**YOUR TASK**
The records below must be transcribed exactly. Do not include the pictures.
— start —
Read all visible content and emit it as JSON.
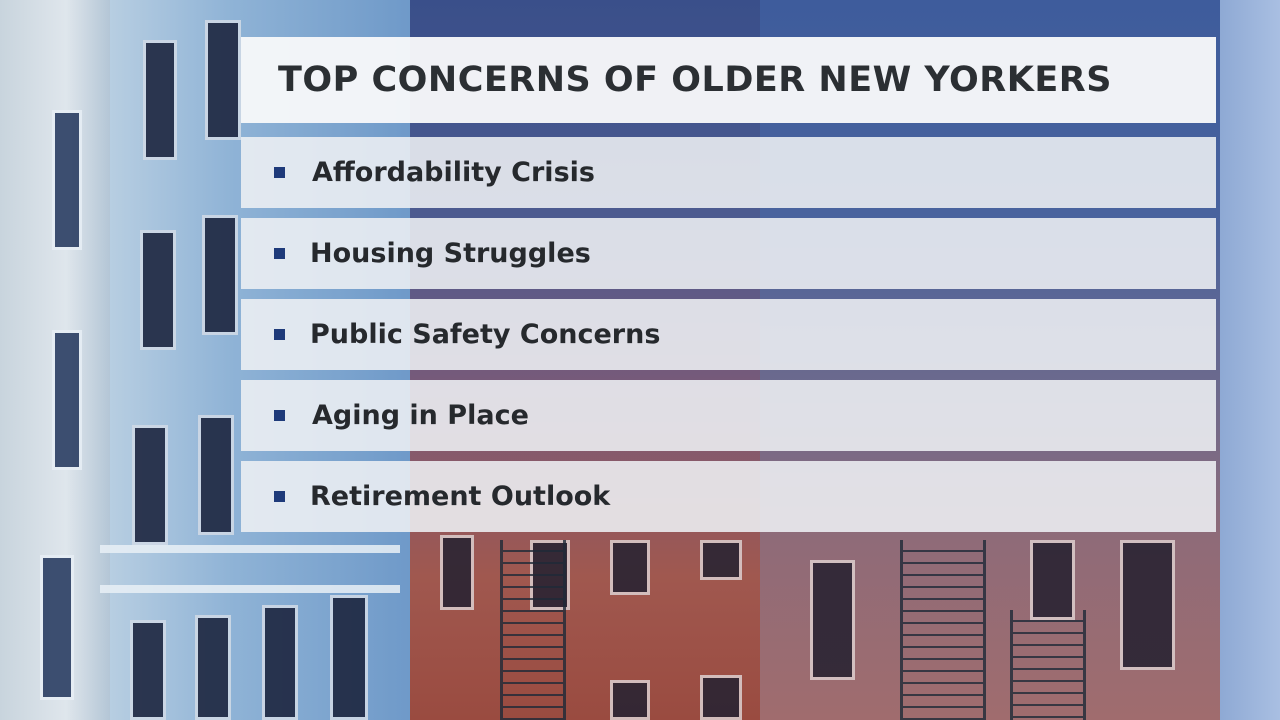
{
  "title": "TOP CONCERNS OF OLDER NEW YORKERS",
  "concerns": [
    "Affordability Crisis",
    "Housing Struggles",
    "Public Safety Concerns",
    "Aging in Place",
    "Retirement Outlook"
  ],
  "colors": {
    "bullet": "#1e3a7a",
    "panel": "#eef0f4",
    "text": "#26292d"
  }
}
— end —
**EXERCISE OUTPUT**
Read all visible content and emit it as JSON.
{
  "title": "TOP CONCERNS OF OLDER NEW YORKERS",
  "concerns": [
    "Affordability Crisis",
    "Housing Struggles",
    "Public Safety Concerns",
    "Aging in Place",
    "Retirement Outlook"
  ],
  "colors": {
    "bullet": "#1e3a7a",
    "panel": "#eef0f4",
    "text": "#26292d"
  }
}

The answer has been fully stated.